Are we born with ability (nature, bottom up, nativist) or is it acquired through experience (nurture, top down, empiricist). Can look at infants abilities and /or people living in different environments to try and answer this.

GENERAL AO2 limitations
Infant studies. (Neonate)
Abilities not present at birth not necessarily learned – may require later development. Some may actually get experience in the womb i.e. not innate even if present at birth.
Assessment very difficult – e.g. motor skills and acuity – acuity 10-30 times poorer than for adult therefore difficult to assess e.g. depth perception
Techniques may not be reliable- may respond to inadvertant cues from experimenter – experimenter bias (cannot ask them)
Methods used • Habituation • Sucking rate • Preferential looking • Conditioning • Heart and breathing rate • PET scans

Infant studies
AO1
Gibson and walk visual cliff – used infants 6 – 14 months old –most refused to cross onto deep side even when enticed by parents – suggests innate ability

AO2
Infants 6+months so could have learnt –when done on new born mobile animals – they wouldn’t cross – but animals not humans. Compos – babies placed on both sides heart rate measured. On deep side decreased in very young suggesting they could perceive depth i.e. an innate ability, but not worried, older infants heart rate increased suggests not only perceive depth but understand implications i.e. could fall. So may be innate ability to perceive depth but need to learn the relevance.
Yonas – on video object seen moving towards infant, avoidance behaviour seen e.g. flinching in 2 month olds suggesting innate ability. Yonas 6 week old infants – one group born on time other 4 weeks late. Both had same experience but post term babies more likely to show avoidance behaviour – again suggests innate.

## Tasks
1 - Answer these questions from the perception notes:
(a) What was the age range of the infants in Gibson and Walk's visual cliff study?
(b) How many times poorer than an adult's is an infant's acuity?
(c) In Yonas's study of 6-week-old infants, how many weeks late was the second group born?
2 - Rewrite the perception notes from "Abilities not present" through "present at birth.", replacing "womb" with "uterus".

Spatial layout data
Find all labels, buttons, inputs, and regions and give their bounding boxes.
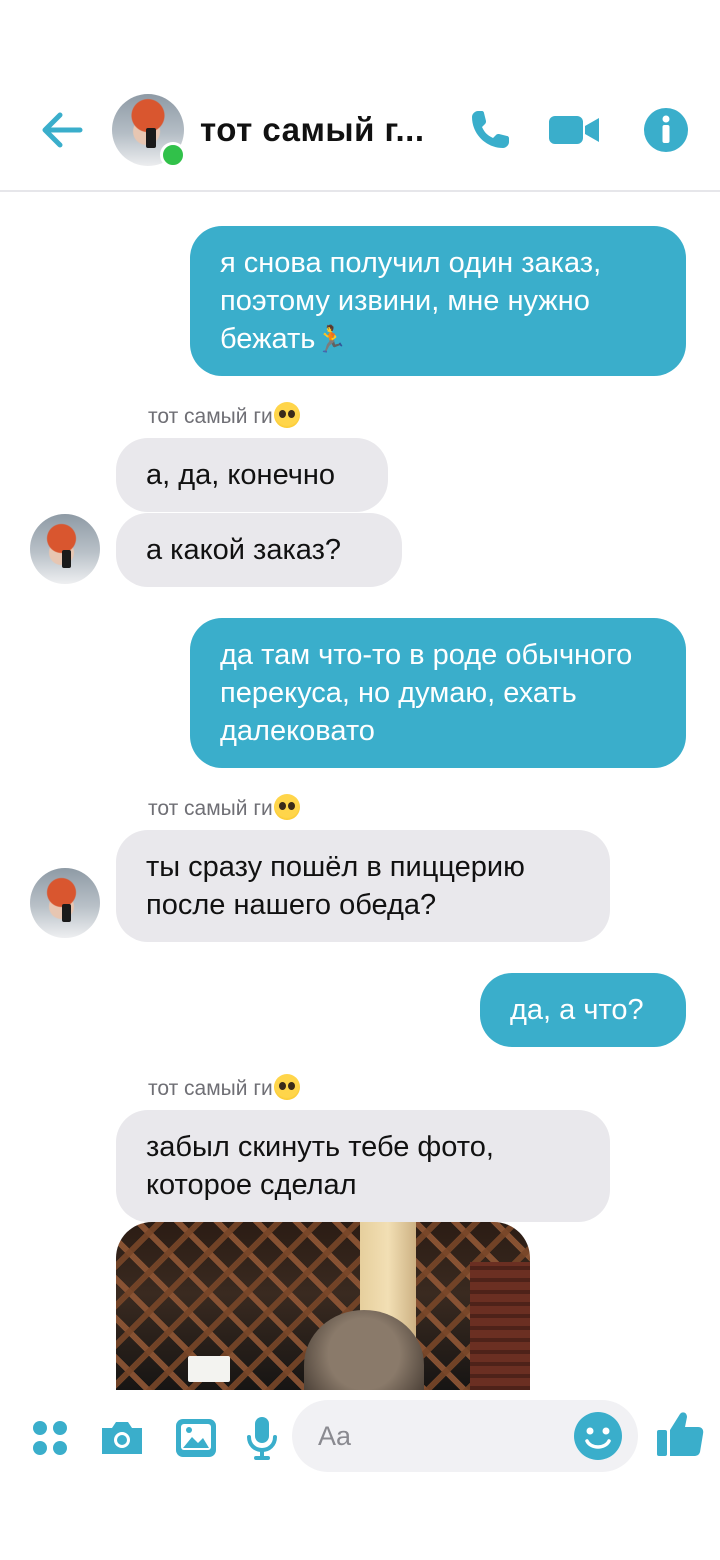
sender-label: тот самый ги	[148, 1074, 300, 1101]
avatar[interactable]	[30, 868, 100, 938]
apps-icon[interactable]	[24, 1412, 76, 1464]
composer-bar	[0, 1390, 720, 1560]
incoming-message[interactable]: ты сразу пошёл в пиццерию после нашего о…	[116, 830, 610, 942]
camera-icon[interactable]	[96, 1412, 148, 1464]
message-text: да, а что?	[510, 994, 644, 1026]
sender-label: тот самый ги	[148, 402, 300, 429]
outgoing-message[interactable]: да там что-то в роде обычного перекуса, …	[190, 618, 686, 768]
photo-attachment[interactable]	[116, 1222, 530, 1390]
outgoing-message[interactable]: я снова получил один заказ, поэтому изви…	[190, 226, 686, 376]
back-arrow-icon[interactable]	[36, 106, 92, 154]
phone-icon[interactable]	[462, 100, 518, 160]
incoming-message[interactable]: а, да, конечно	[116, 438, 388, 512]
message-list[interactable]: я снова получил один заказ, поэтому изви…	[0, 190, 720, 1390]
gallery-icon[interactable]	[170, 1412, 222, 1464]
message-text: забыл скинуть тебе фото, которое сделал	[146, 1131, 494, 1201]
message-text: а какой заказ?	[146, 534, 342, 566]
avatar[interactable]	[30, 514, 100, 584]
message-text: я снова получил один заказ, поэтому изви…	[220, 247, 602, 355]
thumbs-up-icon[interactable]	[654, 1408, 706, 1460]
pleading-face-emoji	[273, 1074, 300, 1100]
info-icon[interactable]	[638, 100, 694, 160]
message-text: а, да, конечно	[146, 459, 335, 491]
online-status-dot	[160, 142, 186, 168]
message-text: ты сразу пошёл в пиццерию после нашего о…	[146, 851, 525, 921]
message-input[interactable]	[316, 1419, 550, 1453]
running-person-emoji: 🏃	[315, 324, 348, 354]
sender-label: тот самый ги	[148, 794, 300, 821]
incoming-message[interactable]: а какой заказ?	[116, 513, 402, 587]
photo-lamp	[188, 1356, 230, 1382]
message-text: да там что-то в роде обычного перекуса, …	[220, 639, 633, 747]
message-input-box[interactable]	[292, 1400, 638, 1472]
outgoing-message[interactable]: да, а что?	[480, 973, 686, 1047]
microphone-icon[interactable]	[236, 1412, 288, 1464]
incoming-message[interactable]: забыл скинуть тебе фото, которое сделал	[116, 1110, 610, 1222]
video-camera-icon[interactable]	[546, 100, 602, 160]
photo-brick-wall	[470, 1262, 530, 1390]
pleading-face-emoji	[273, 402, 300, 428]
chat-header: тот самый г...	[0, 0, 720, 192]
contact-avatar[interactable]	[112, 94, 186, 168]
emoji-icon[interactable]	[572, 1410, 624, 1462]
pleading-face-emoji	[273, 794, 300, 820]
contact-name[interactable]: тот самый г...	[200, 111, 430, 149]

## Answers given
1 -
(a) 6 to 14 months old
(b) 10 to 30 times poorer
(c) 4 weeks late

2 -
Abilities not present at birth not necessarily learned – may require later development. Some may actually get experience in the uterus i.e. not innate even if present at birth.